Text:
------

The reasons for its popularity can be traced to the opening days of casting. Television puppeteers of genius can be counted on the fingers of Ernie's hand: Burr Tillstrom, who has his own NET series, Kukla, Fran and Ollie; Bil Baird, who operates a puppet theater in Greenwich Village and Jim Henson of Sesame Street. Fusing the best of puppets and marionettes, Henson coined the name and the creature, "Muppet." For six years, Henson's Muppets enjoyed a quiet, loyal following (including Joan Cooney) before they hit the big time on the Ed Sullivan Show. On the Street where they now live, the Muppets no longer do guest shots. Operated by Henson and Associate Wizard Frank Oz, they eclipse the "real" actors. Big Bird, in fact, gets more fan mail than any of the human hosts.

------

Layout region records

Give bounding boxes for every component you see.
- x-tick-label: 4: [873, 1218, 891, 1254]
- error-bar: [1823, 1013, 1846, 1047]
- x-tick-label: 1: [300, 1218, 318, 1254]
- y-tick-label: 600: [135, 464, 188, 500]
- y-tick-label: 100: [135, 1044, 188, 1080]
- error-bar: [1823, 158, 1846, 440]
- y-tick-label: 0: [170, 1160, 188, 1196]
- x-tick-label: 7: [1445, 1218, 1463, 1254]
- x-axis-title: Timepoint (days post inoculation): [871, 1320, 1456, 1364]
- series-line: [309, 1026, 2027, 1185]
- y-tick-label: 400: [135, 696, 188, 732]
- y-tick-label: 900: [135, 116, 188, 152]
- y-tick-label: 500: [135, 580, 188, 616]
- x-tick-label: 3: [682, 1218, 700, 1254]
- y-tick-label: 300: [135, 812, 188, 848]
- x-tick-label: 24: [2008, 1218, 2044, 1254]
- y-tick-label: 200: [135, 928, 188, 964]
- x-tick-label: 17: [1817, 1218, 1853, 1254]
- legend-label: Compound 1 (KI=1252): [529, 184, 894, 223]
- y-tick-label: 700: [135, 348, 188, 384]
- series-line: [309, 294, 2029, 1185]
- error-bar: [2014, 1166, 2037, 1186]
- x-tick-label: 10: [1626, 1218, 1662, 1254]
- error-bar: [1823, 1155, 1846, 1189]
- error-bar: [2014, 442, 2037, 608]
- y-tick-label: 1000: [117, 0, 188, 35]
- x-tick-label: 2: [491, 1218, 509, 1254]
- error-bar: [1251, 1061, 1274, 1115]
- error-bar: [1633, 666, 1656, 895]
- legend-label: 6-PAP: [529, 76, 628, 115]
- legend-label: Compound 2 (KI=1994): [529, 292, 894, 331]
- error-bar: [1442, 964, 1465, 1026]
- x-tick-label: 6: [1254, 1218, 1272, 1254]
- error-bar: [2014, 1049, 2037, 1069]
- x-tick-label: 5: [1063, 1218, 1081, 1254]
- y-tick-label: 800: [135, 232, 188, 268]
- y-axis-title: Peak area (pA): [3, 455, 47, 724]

------

To do:
1/ What is the Spanish translation of this sentence from the Muppets text: "Big Bird, in fact, gets more fan mail than any of the human hosts."
2/ According to the Muppets text, on which show did Henson's Muppets hit the big time?

Task answers:
1/ De hecho, Big Bird recibe más cartas de admiradores que cualquiera de los presentadores humanos.

2/ The Ed Sullivan Show.